begin

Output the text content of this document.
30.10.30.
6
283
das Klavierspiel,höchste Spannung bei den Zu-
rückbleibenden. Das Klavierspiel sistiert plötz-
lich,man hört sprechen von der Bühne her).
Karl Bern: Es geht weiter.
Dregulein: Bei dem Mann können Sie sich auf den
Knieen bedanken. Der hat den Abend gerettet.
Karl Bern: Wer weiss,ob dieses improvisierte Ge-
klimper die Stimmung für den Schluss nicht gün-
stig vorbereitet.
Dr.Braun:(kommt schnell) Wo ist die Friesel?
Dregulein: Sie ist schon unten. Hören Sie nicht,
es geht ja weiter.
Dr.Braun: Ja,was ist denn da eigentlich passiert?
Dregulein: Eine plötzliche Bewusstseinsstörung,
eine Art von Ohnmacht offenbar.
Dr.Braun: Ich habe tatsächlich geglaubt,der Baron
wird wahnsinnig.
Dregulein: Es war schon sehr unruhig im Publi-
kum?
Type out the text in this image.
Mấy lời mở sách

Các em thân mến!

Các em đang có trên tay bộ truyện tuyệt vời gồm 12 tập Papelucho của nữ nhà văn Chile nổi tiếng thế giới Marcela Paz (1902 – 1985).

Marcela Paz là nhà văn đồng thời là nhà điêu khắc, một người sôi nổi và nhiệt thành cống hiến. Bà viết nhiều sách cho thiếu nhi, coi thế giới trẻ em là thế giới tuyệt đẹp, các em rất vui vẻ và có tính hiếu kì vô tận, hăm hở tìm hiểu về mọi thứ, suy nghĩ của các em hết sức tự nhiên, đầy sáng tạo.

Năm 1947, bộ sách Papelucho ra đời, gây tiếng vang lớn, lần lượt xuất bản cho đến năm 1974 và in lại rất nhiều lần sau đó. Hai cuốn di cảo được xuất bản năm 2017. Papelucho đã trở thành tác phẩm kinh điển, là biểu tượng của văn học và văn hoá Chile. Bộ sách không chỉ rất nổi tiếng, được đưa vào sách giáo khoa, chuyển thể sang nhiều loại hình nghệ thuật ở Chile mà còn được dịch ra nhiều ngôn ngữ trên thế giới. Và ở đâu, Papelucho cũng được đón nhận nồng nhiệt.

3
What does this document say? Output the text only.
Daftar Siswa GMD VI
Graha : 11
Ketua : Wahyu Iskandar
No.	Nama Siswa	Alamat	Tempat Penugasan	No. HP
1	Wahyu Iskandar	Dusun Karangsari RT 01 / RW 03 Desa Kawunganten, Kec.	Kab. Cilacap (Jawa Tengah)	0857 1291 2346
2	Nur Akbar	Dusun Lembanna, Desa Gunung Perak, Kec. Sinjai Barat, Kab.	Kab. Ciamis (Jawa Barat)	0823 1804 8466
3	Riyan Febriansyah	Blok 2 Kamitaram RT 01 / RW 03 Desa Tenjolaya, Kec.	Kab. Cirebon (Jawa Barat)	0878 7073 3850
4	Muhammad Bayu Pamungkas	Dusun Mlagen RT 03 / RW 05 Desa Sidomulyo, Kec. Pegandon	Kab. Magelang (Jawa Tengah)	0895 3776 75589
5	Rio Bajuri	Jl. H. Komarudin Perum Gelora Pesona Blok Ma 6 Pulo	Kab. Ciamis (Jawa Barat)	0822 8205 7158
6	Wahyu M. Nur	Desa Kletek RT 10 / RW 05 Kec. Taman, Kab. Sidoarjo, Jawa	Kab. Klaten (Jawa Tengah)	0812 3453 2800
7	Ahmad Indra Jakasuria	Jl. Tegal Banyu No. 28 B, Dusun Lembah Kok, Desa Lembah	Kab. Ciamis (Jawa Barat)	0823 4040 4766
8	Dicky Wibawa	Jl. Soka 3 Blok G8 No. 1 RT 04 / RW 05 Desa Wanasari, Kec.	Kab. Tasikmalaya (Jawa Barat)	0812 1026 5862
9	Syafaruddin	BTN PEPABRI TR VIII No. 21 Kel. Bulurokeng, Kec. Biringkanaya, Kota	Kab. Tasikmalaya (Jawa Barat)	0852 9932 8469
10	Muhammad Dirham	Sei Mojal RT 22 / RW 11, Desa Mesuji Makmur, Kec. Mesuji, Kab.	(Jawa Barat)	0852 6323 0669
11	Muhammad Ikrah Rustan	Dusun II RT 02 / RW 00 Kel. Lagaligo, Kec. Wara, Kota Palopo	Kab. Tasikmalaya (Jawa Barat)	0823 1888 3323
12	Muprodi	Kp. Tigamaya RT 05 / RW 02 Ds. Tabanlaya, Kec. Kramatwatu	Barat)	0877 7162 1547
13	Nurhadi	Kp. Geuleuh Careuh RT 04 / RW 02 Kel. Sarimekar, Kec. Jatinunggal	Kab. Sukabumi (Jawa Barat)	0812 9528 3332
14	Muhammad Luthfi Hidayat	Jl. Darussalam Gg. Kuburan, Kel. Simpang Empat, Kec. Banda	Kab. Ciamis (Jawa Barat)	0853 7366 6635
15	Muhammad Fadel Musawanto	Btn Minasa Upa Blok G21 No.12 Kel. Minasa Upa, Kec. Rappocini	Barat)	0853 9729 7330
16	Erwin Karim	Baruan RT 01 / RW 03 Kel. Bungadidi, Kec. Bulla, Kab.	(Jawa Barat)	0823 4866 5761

end

- **Required task**
Find the lines above holding the word "Bern" and show them.

- **Answer to this exercise**
Karl Bern: Es geht weiter.
Karl Bern: Wer weiss,ob dieses improvisierte Ge-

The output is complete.